* [Given request]: Select from the data all lines with the word "hidrófilo".

* [Extracted records]:
#####
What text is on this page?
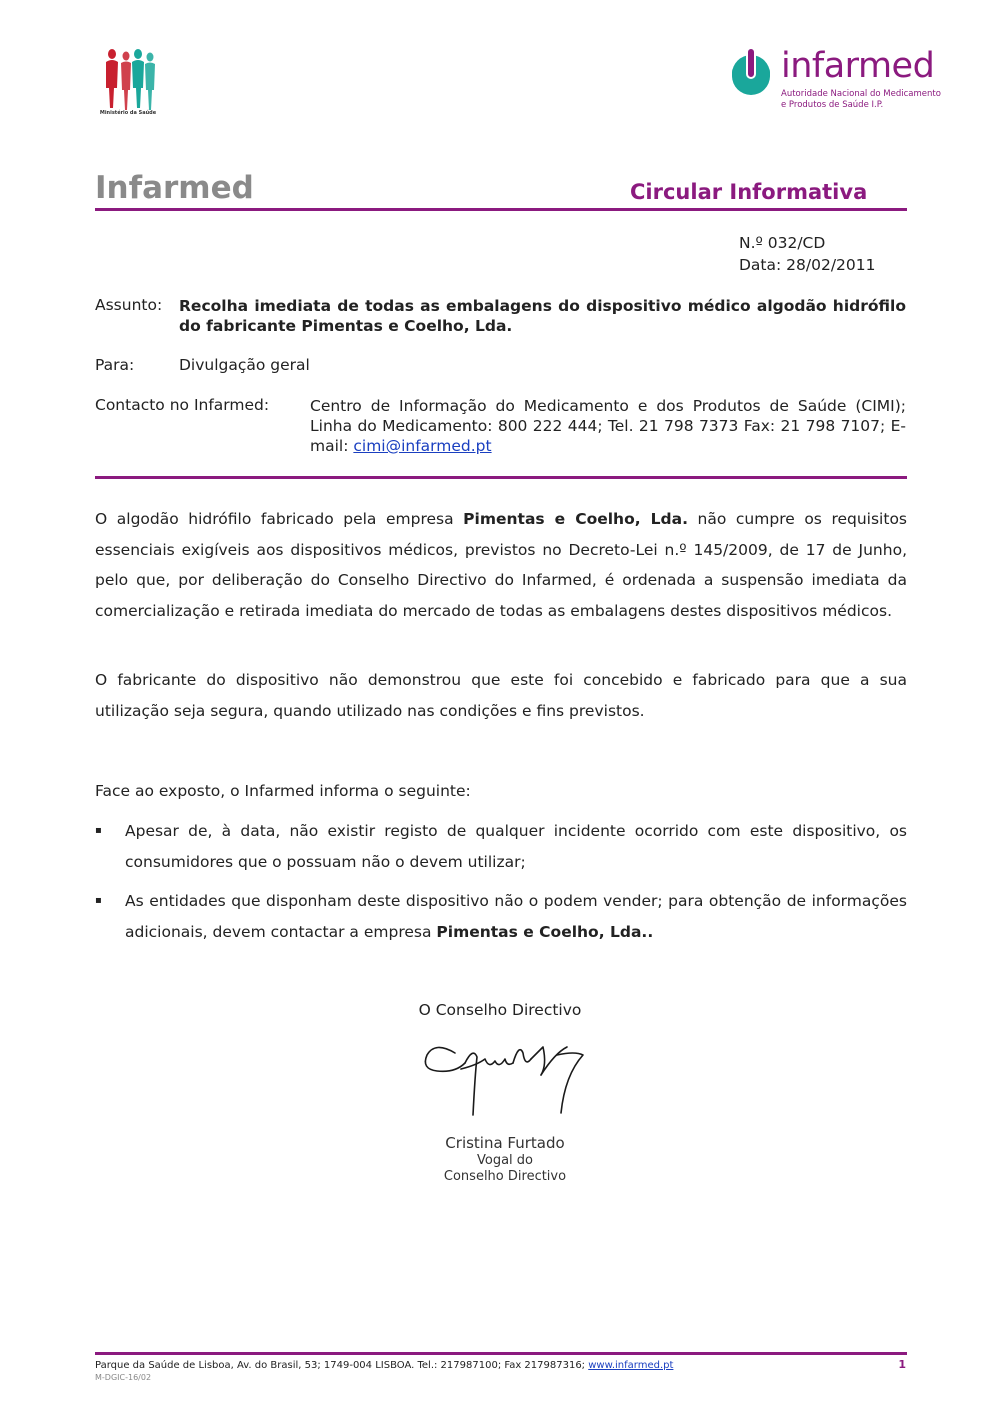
Ministério da Saúde
infarmed
Autoridade Nacional do Medicamento
e Produtos de Saúde I.P.
Infarmed	Circular Informativa
N.º 032/CD
Data: 28/02/2011
Assunto: Recolha imediata de todas as embalagens do dispositivo médico algodão hidrófilo do fabricante Pimentas e Coelho, Lda.
Para:	Divulgação geral
Contacto no Infarmed:	Centro de Informação do Medicamento e dos Produtos de Saúde (CIMI); Linha do Medicamento: 800 222 444; Tel. 21 798 7373 Fax: 21 798 7107; E-mail: cimi@infarmed.pt
O algodão hidrófilo fabricado pela empresa Pimentas e Coelho, Lda. não cumpre os requisitos essenciais exigíveis aos dispositivos médicos, previstos no Decreto-Lei n.º 145/2009, de 17 de Junho, pelo que, por deliberação do Conselho Directivo do Infarmed, é ordenada a suspensão imediata da comercialização e retirada imediata do mercado de todas as embalagens destes dispositivos médicos.
O fabricante do dispositivo não demonstrou que este foi concebido e fabricado para que a sua utilização seja segura, quando utilizado nas condições e fins previstos.
Face ao exposto, o Infarmed informa o seguinte:
▪ Apesar de, à data, não existir registo de qualquer incidente ocorrido com este dispositivo, os consumidores que o possuam não o devem utilizar;
▪ As entidades que disponham deste dispositivo não o podem vender; para obtenção de informações adicionais, devem contactar a empresa Pimentas e Coelho, Lda..
O Conselho Directivo
Cristina Furtado
Vogal do
Conselho Directivo
Parque da Saúde de Lisboa, Av. do Brasil, 53; 1749-004 LISBOA. Tel.: 217987100; Fax 217987316; www.infarmed.pt
M-DGIC-16/02
1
#####
* [Answer to the problem]:
Assunto: Recolha imediata de todas as embalagens do dispositivo médico algodão hidrófilo do fabricante Pimentas e Coelho, Lda.
O algodão hidrófilo fabricado pela empresa Pimentas e Coelho, Lda. não cumpre os requisitos essenciais exigíveis aos dispositivos médicos, previstos no Decreto-Lei n.º 145/2009, de 17 de Junho, pelo que, por deliberação do Conselho Directivo do Infarmed, é ordenada a suspensão imediata da comercialização e retirada imediata do mercado de todas as embalagens destes dispositivos médicos.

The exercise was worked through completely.